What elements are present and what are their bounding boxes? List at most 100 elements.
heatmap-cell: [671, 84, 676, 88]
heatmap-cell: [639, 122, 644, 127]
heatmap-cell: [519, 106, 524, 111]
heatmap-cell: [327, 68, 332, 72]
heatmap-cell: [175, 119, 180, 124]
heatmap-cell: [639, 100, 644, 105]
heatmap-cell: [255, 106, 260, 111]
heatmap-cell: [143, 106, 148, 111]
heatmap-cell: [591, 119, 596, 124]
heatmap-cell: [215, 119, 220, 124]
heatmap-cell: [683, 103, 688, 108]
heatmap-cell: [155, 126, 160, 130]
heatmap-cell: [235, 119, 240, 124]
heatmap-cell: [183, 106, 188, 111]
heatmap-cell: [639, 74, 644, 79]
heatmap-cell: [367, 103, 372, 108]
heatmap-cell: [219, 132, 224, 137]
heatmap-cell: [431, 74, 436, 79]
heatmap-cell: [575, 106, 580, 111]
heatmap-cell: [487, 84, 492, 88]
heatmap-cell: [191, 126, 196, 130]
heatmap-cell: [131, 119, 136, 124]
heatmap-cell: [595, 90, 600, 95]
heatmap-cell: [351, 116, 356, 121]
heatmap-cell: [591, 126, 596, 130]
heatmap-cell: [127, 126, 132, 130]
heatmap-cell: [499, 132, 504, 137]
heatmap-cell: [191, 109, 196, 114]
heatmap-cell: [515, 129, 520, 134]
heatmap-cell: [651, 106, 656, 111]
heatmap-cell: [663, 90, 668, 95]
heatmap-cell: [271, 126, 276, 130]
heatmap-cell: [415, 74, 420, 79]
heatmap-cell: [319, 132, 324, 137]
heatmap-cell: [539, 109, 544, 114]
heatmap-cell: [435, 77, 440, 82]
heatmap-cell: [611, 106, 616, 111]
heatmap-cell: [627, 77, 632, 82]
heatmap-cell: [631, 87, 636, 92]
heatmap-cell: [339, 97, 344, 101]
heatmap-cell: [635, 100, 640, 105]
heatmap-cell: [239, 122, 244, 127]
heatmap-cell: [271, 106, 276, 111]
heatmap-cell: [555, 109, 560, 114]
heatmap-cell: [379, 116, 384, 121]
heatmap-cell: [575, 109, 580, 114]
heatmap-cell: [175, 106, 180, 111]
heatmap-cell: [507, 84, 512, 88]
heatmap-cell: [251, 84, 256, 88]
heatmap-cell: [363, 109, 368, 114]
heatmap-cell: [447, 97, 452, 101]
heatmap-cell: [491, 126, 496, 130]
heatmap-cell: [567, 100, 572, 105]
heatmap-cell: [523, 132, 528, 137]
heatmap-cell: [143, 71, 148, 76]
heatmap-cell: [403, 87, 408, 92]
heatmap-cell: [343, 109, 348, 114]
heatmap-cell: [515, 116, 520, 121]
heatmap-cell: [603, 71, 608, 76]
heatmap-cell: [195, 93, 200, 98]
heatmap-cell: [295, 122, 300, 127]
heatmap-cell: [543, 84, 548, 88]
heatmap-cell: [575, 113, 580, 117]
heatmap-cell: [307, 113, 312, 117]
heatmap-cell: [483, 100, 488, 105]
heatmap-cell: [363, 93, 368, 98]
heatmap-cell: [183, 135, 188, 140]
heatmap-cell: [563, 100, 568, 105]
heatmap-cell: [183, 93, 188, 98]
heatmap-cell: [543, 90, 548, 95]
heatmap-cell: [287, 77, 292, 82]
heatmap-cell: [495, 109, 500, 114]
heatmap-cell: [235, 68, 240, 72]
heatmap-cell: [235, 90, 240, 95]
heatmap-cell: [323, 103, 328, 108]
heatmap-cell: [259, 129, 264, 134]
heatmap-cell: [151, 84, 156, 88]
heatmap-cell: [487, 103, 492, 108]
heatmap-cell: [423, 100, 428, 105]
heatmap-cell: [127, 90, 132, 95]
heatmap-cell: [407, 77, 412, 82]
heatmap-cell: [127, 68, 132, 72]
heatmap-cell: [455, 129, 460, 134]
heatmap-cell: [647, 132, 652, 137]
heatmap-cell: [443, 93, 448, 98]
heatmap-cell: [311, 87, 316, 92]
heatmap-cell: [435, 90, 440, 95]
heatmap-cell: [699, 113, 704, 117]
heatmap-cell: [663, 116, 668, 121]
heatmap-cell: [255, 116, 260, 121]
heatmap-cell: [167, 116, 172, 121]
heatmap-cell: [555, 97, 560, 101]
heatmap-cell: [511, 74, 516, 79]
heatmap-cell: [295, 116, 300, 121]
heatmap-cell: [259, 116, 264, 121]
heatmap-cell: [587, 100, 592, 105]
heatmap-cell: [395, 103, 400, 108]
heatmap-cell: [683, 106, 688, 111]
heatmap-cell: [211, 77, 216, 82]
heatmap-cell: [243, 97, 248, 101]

......

Exercise prompt: Reproduce every line of the records above word for word, in their original order.

Task result:
What elements are present and what are their bounding boxes? List at most 100 elements.
heatmap-cell: [671, 84, 676, 88]
heatmap-cell: [639, 122, 644, 127]
heatmap-cell: [519, 106, 524, 111]
heatmap-cell: [327, 68, 332, 72]
heatmap-cell: [175, 119, 180, 124]
heatmap-cell: [639, 100, 644, 105]
heatmap-cell: [255, 106, 260, 111]
heatmap-cell: [143, 106, 148, 111]
heatmap-cell: [591, 119, 596, 124]
heatmap-cell: [215, 119, 220, 124]
heatmap-cell: [683, 103, 688, 108]
heatmap-cell: [155, 126, 160, 130]
heatmap-cell: [235, 119, 240, 124]
heatmap-cell: [183, 106, 188, 111]
heatmap-cell: [639, 74, 644, 79]
heatmap-cell: [367, 103, 372, 108]
heatmap-cell: [219, 132, 224, 137]
heatmap-cell: [431, 74, 436, 79]
heatmap-cell: [575, 106, 580, 111]
heatmap-cell: [487, 84, 492, 88]
heatmap-cell: [191, 126, 196, 130]
heatmap-cell: [131, 119, 136, 124]
heatmap-cell: [595, 90, 600, 95]
heatmap-cell: [351, 116, 356, 121]
heatmap-cell: [591, 126, 596, 130]
heatmap-cell: [127, 126, 132, 130]
heatmap-cell: [499, 132, 504, 137]
heatmap-cell: [191, 109, 196, 114]
heatmap-cell: [515, 129, 520, 134]
heatmap-cell: [651, 106, 656, 111]
heatmap-cell: [663, 90, 668, 95]
heatmap-cell: [271, 126, 276, 130]
heatmap-cell: [415, 74, 420, 79]
heatmap-cell: [319, 132, 324, 137]
heatmap-cell: [539, 109, 544, 114]
heatmap-cell: [435, 77, 440, 82]
heatmap-cell: [611, 106, 616, 111]
heatmap-cell: [627, 77, 632, 82]
heatmap-cell: [631, 87, 636, 92]
heatmap-cell: [339, 97, 344, 101]
heatmap-cell: [635, 100, 640, 105]
heatmap-cell: [239, 122, 244, 127]
heatmap-cell: [271, 106, 276, 111]
heatmap-cell: [555, 109, 560, 114]
heatmap-cell: [379, 116, 384, 121]
heatmap-cell: [575, 109, 580, 114]
heatmap-cell: [175, 106, 180, 111]
heatmap-cell: [507, 84, 512, 88]
heatmap-cell: [251, 84, 256, 88]
heatmap-cell: [363, 109, 368, 114]
heatmap-cell: [447, 97, 452, 101]
heatmap-cell: [491, 126, 496, 130]
heatmap-cell: [567, 100, 572, 105]
heatmap-cell: [523, 132, 528, 137]
heatmap-cell: [143, 71, 148, 76]
heatmap-cell: [403, 87, 408, 92]
heatmap-cell: [343, 109, 348, 114]
heatmap-cell: [515, 116, 520, 121]
heatmap-cell: [603, 71, 608, 76]
heatmap-cell: [195, 93, 200, 98]
heatmap-cell: [295, 122, 300, 127]
heatmap-cell: [543, 84, 548, 88]
heatmap-cell: [575, 113, 580, 117]
heatmap-cell: [307, 113, 312, 117]
heatmap-cell: [483, 100, 488, 105]
heatmap-cell: [363, 93, 368, 98]
heatmap-cell: [183, 135, 188, 140]
heatmap-cell: [563, 100, 568, 105]
heatmap-cell: [183, 93, 188, 98]
heatmap-cell: [543, 90, 548, 95]
heatmap-cell: [287, 77, 292, 82]
heatmap-cell: [495, 109, 500, 114]
heatmap-cell: [235, 68, 240, 72]
heatmap-cell: [235, 90, 240, 95]
heatmap-cell: [323, 103, 328, 108]
heatmap-cell: [259, 129, 264, 134]
heatmap-cell: [151, 84, 156, 88]
heatmap-cell: [487, 103, 492, 108]
heatmap-cell: [423, 100, 428, 105]
heatmap-cell: [127, 90, 132, 95]
heatmap-cell: [407, 77, 412, 82]
heatmap-cell: [127, 68, 132, 72]
heatmap-cell: [455, 129, 460, 134]
heatmap-cell: [647, 132, 652, 137]
heatmap-cell: [443, 93, 448, 98]
heatmap-cell: [311, 87, 316, 92]
heatmap-cell: [435, 90, 440, 95]
heatmap-cell: [699, 113, 704, 117]
heatmap-cell: [663, 116, 668, 121]
heatmap-cell: [255, 116, 260, 121]
heatmap-cell: [167, 116, 172, 121]
heatmap-cell: [555, 97, 560, 101]
heatmap-cell: [511, 74, 516, 79]
heatmap-cell: [295, 116, 300, 121]
heatmap-cell: [259, 116, 264, 121]
heatmap-cell: [587, 100, 592, 105]
heatmap-cell: [395, 103, 400, 108]
heatmap-cell: [683, 106, 688, 111]
heatmap-cell: [211, 77, 216, 82]
heatmap-cell: [243, 97, 248, 101]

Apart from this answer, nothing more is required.